● **Stated exercise**
Copy out all of the material below line for line, with no changes. Leave out the pictures.

--- Start Recorded information ---

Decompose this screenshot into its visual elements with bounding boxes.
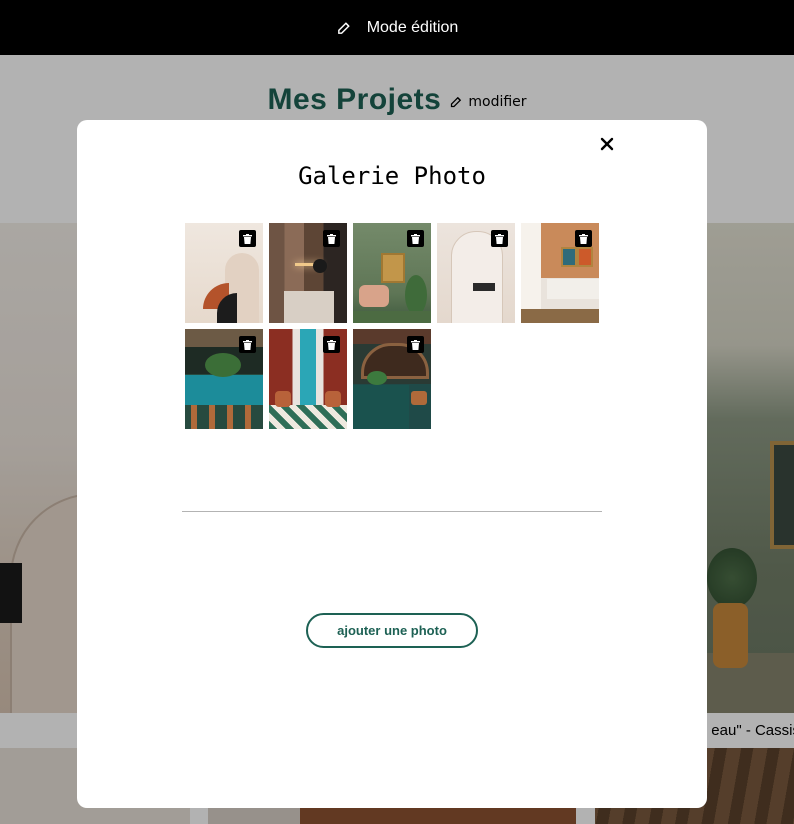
gallery-photo[interactable] bbox=[185, 329, 263, 429]
gallery-photo[interactable] bbox=[437, 223, 515, 323]
gallery-photo[interactable] bbox=[185, 223, 263, 323]
delete-photo-button[interactable] bbox=[491, 230, 508, 247]
trash-icon bbox=[495, 233, 504, 244]
gallery-photo[interactable] bbox=[269, 329, 347, 429]
edit-mode-bar: Mode édition bbox=[0, 0, 794, 55]
gallery-photo[interactable] bbox=[353, 223, 431, 323]
trash-icon bbox=[411, 339, 420, 350]
trash-icon bbox=[579, 233, 588, 244]
edit-mode-label: Mode édition bbox=[366, 18, 459, 36]
gallery-photo[interactable] bbox=[353, 329, 431, 429]
edit-icon bbox=[337, 22, 350, 34]
trash-icon bbox=[327, 339, 336, 350]
gallery-modal: Galerie Photo ajouter une photo bbox=[77, 120, 707, 808]
trash-icon bbox=[243, 339, 252, 350]
modal-divider bbox=[182, 511, 602, 512]
modal-title: Galerie Photo bbox=[298, 162, 486, 190]
close-icon bbox=[600, 137, 614, 151]
photo-grid bbox=[185, 223, 605, 429]
delete-photo-button[interactable] bbox=[407, 336, 424, 353]
trash-icon bbox=[411, 233, 420, 244]
delete-photo-button[interactable] bbox=[323, 230, 340, 247]
gallery-photo[interactable] bbox=[521, 223, 599, 323]
delete-photo-button[interactable] bbox=[323, 336, 340, 353]
close-button[interactable] bbox=[595, 132, 619, 156]
delete-photo-button[interactable] bbox=[239, 230, 256, 247]
add-photo-button[interactable]: ajouter une photo bbox=[306, 613, 478, 648]
trash-icon bbox=[327, 233, 336, 244]
delete-photo-button[interactable] bbox=[407, 230, 424, 247]
delete-photo-button[interactable] bbox=[239, 336, 256, 353]
gallery-photo[interactable] bbox=[269, 223, 347, 323]
delete-photo-button[interactable] bbox=[575, 230, 592, 247]
trash-icon bbox=[243, 233, 252, 244]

--- End Recorded information ---

● **Output of the exercise**
Decompose this screenshot into its visual elements with bounding boxes.
gallery-photo[interactable] bbox=[185, 329, 263, 429]
gallery-photo[interactable] bbox=[437, 223, 515, 323]
gallery-photo[interactable] bbox=[185, 223, 263, 323]
delete-photo-button[interactable] bbox=[491, 230, 508, 247]
trash-icon bbox=[495, 233, 504, 244]
gallery-photo[interactable] bbox=[269, 329, 347, 429]
edit-mode-bar: Mode édition bbox=[0, 0, 794, 55]
gallery-photo[interactable] bbox=[353, 223, 431, 323]
trash-icon bbox=[411, 339, 420, 350]
trash-icon bbox=[579, 233, 588, 244]
edit-mode-label: Mode édition bbox=[366, 18, 459, 36]
gallery-photo[interactable] bbox=[353, 329, 431, 429]
edit-icon bbox=[337, 22, 350, 34]
trash-icon bbox=[327, 339, 336, 350]
gallery-modal: Galerie Photo ajouter une photo bbox=[77, 120, 707, 808]
trash-icon bbox=[243, 339, 252, 350]
modal-divider bbox=[182, 511, 602, 512]
modal-title: Galerie Photo bbox=[298, 162, 486, 190]
close-icon bbox=[600, 137, 614, 151]
photo-grid bbox=[185, 223, 605, 429]
delete-photo-button[interactable] bbox=[407, 336, 424, 353]
trash-icon bbox=[411, 233, 420, 244]
delete-photo-button[interactable] bbox=[323, 230, 340, 247]
gallery-photo[interactable] bbox=[521, 223, 599, 323]
delete-photo-button[interactable] bbox=[323, 336, 340, 353]
close-button[interactable] bbox=[595, 132, 619, 156]
delete-photo-button[interactable] bbox=[239, 230, 256, 247]
add-photo-button[interactable]: ajouter une photo bbox=[306, 613, 478, 648]
trash-icon bbox=[327, 233, 336, 244]
delete-photo-button[interactable] bbox=[407, 230, 424, 247]
delete-photo-button[interactable] bbox=[239, 336, 256, 353]
gallery-photo[interactable] bbox=[269, 223, 347, 323]
delete-photo-button[interactable] bbox=[575, 230, 592, 247]
trash-icon bbox=[243, 233, 252, 244]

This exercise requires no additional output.